::: Task inputs :::
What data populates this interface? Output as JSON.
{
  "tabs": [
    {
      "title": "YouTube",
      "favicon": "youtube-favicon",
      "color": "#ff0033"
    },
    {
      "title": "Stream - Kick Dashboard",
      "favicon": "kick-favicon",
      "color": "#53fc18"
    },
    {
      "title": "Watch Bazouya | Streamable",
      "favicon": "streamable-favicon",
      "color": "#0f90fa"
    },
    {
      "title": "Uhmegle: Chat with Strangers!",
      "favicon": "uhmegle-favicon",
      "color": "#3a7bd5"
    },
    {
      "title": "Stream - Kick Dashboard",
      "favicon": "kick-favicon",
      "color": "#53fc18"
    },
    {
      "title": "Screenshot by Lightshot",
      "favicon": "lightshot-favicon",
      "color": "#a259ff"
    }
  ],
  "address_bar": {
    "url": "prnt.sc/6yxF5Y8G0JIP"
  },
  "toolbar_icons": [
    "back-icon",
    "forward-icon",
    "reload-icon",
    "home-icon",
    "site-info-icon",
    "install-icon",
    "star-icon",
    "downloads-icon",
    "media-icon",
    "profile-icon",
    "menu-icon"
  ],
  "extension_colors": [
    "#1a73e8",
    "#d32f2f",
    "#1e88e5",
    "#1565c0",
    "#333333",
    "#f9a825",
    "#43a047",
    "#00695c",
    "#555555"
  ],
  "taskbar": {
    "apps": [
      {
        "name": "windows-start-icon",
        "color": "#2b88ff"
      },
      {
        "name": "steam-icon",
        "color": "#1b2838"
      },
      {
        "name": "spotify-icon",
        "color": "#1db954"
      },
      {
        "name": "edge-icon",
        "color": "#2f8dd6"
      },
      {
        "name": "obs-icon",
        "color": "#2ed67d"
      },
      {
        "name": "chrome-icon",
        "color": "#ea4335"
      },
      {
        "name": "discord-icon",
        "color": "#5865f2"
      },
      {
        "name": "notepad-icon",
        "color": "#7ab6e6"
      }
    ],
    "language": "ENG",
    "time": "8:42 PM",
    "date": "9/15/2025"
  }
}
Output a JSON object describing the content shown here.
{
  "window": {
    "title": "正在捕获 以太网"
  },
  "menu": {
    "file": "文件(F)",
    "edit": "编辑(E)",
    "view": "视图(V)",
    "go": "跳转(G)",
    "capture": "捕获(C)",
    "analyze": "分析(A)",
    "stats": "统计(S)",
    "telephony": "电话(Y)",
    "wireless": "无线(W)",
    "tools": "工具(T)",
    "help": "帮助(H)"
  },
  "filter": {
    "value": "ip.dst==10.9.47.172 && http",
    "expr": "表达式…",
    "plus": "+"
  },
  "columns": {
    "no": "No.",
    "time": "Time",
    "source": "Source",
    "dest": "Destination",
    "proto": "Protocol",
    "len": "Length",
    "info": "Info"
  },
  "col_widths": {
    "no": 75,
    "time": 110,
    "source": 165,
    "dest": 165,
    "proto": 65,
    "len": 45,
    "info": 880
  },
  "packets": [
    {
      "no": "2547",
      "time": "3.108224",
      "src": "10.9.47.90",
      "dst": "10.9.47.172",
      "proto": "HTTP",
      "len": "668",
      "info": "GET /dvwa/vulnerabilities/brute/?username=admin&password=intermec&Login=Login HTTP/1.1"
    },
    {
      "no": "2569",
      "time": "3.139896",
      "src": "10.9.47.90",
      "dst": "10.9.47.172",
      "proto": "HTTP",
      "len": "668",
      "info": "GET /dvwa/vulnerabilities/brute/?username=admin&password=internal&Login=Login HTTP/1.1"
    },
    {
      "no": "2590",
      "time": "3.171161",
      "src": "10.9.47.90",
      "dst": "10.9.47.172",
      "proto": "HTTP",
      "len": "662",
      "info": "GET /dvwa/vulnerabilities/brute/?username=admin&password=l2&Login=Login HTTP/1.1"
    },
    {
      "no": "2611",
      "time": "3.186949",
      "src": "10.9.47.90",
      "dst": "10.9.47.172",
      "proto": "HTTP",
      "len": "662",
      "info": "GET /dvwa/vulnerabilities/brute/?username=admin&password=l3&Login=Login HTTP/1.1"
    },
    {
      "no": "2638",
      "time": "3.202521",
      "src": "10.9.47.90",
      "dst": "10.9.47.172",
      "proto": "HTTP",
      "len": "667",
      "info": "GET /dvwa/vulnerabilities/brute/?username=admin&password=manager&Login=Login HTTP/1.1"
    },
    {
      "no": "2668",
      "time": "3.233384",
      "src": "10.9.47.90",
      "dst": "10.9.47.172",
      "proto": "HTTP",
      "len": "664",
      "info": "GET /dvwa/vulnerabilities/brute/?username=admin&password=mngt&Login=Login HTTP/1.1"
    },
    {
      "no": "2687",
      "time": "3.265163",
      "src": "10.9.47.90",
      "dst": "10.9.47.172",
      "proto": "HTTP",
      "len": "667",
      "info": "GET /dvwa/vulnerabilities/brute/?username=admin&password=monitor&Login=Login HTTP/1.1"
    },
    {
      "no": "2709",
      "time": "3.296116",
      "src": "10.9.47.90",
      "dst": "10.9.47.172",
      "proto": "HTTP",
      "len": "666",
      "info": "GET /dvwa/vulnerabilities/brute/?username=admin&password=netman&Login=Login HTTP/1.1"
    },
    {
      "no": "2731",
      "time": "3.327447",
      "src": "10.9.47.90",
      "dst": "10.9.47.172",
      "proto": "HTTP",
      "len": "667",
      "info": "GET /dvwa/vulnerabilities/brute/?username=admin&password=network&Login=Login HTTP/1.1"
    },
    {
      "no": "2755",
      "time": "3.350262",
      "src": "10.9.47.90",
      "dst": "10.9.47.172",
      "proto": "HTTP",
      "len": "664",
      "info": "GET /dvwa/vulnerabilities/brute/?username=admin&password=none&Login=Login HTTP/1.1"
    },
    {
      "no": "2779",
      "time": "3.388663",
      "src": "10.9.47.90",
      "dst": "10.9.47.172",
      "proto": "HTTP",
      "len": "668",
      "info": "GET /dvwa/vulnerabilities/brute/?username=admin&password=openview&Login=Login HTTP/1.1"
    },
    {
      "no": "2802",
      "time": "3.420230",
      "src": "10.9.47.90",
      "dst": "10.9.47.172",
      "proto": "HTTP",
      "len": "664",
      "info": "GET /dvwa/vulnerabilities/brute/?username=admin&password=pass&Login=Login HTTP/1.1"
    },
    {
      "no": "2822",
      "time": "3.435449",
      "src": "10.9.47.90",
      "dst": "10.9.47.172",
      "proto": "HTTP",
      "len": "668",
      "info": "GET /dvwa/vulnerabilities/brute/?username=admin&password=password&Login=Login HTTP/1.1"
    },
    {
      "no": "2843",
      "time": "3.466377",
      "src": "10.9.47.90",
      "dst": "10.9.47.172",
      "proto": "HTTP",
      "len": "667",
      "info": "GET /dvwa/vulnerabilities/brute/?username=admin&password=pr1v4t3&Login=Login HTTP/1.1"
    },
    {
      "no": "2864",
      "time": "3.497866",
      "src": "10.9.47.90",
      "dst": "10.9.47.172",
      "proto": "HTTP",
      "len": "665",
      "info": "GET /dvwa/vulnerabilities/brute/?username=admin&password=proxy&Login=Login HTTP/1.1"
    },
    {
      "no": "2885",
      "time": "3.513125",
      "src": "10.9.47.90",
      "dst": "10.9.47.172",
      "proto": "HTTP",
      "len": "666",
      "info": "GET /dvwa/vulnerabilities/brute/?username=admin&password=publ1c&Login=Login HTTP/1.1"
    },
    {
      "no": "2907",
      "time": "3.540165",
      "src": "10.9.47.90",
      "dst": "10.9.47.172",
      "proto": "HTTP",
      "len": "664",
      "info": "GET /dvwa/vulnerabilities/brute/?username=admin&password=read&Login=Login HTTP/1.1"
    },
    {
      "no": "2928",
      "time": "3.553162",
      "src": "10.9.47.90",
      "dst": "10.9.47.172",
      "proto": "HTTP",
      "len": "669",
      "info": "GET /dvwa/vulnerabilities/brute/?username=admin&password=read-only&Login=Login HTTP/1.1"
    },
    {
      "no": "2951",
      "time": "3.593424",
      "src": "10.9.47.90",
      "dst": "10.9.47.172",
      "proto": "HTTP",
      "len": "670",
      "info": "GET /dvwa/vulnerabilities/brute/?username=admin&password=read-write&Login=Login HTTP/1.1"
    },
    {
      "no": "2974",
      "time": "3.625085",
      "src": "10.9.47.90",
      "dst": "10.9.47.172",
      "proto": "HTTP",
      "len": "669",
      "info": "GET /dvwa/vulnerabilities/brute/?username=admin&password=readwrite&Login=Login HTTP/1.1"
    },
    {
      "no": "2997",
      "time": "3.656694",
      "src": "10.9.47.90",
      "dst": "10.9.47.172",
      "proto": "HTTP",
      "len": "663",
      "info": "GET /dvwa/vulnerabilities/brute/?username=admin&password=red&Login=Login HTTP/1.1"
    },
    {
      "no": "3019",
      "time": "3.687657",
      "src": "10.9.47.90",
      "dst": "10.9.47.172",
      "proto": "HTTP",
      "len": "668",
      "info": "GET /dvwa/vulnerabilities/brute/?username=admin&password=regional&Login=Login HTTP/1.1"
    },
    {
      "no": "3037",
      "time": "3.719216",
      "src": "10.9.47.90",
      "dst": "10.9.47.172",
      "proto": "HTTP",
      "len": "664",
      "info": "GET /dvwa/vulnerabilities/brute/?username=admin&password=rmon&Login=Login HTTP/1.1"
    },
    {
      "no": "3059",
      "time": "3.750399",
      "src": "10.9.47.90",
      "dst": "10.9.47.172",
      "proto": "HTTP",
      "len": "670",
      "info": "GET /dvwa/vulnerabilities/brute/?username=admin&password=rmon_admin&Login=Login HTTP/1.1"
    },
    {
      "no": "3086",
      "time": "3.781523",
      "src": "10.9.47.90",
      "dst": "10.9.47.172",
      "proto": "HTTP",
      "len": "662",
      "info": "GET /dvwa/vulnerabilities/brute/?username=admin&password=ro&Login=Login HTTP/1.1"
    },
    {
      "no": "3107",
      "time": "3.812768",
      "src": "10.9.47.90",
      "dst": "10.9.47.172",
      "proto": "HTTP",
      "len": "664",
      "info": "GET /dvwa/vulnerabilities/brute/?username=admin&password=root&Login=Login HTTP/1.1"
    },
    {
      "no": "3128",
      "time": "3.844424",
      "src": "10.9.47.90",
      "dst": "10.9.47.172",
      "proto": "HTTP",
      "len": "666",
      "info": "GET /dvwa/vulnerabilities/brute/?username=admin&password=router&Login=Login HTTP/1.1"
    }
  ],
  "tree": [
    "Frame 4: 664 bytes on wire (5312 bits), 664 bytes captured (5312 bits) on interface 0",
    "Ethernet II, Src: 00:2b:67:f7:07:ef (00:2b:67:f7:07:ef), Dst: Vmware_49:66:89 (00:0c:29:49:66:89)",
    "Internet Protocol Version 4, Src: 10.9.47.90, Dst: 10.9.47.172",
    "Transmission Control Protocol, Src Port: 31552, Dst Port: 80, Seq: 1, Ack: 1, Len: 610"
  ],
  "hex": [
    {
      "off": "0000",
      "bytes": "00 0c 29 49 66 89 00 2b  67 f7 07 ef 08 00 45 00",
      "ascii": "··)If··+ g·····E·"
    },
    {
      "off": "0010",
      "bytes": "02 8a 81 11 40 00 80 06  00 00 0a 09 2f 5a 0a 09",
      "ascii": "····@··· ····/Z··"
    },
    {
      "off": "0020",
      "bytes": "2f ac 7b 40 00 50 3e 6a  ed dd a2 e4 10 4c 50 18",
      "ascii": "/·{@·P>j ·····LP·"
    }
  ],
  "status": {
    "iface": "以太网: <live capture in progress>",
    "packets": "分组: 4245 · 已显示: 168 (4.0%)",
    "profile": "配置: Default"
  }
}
:::
▶ [Objective]: Select and copy every line from the records that includes the word "Protocol".

▶ [Answer to this exercise]:
    "proto": "Protocol",
    "Internet Protocol Version 4, Src: 10.9.47.90, Dst: 10.9.47.172",
    "Transmission Control Protocol, Src Port: 31552, Dst Port: 80, Seq: 1, Ack: 1, Len: 610"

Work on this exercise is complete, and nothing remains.